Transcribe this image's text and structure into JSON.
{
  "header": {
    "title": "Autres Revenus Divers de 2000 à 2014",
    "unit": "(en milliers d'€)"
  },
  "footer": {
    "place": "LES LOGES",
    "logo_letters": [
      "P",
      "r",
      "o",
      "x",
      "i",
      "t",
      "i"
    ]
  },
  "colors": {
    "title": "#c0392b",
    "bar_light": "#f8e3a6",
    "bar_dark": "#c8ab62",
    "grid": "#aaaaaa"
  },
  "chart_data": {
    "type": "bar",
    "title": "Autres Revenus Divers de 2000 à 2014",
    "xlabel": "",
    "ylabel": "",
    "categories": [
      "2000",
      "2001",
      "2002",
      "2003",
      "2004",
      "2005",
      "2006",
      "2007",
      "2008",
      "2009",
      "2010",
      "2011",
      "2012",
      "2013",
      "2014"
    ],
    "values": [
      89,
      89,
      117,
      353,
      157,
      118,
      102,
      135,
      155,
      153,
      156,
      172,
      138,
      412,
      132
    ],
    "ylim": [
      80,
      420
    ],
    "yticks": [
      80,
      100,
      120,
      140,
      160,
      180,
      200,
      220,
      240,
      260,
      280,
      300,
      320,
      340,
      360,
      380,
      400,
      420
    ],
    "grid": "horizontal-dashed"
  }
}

————

What is asked — Write out every entry again exactly, please, with nothing missing.

Solution to the problem —
Transcribe this image's text and structure into JSON.
{
  "header": {
    "title": "Autres Revenus Divers de 2000 à 2014",
    "unit": "(en milliers d'€)"
  },
  "footer": {
    "place": "LES LOGES",
    "logo_letters": [
      "P",
      "r",
      "o",
      "x",
      "i",
      "t",
      "i"
    ]
  },
  "colors": {
    "title": "#c0392b",
    "bar_light": "#f8e3a6",
    "bar_dark": "#c8ab62",
    "grid": "#aaaaaa"
  },
  "chart_data": {
    "type": "bar",
    "title": "Autres Revenus Divers de 2000 à 2014",
    "xlabel": "",
    "ylabel": "",
    "categories": [
      "2000",
      "2001",
      "2002",
      "2003",
      "2004",
      "2005",
      "2006",
      "2007",
      "2008",
      "2009",
      "2010",
      "2011",
      "2012",
      "2013",
      "2014"
    ],
    "values": [
      89,
      89,
      117,
      353,
      157,
      118,
      102,
      135,
      155,
      153,
      156,
      172,
      138,
      412,
      132
    ],
    "ylim": [
      80,
      420
    ],
    "yticks": [
      80,
      100,
      120,
      140,
      160,
      180,
      200,
      220,
      240,
      260,
      280,
      300,
      320,
      340,
      360,
      380,
      400,
      420
    ],
    "grid": "horizontal-dashed"
  }
}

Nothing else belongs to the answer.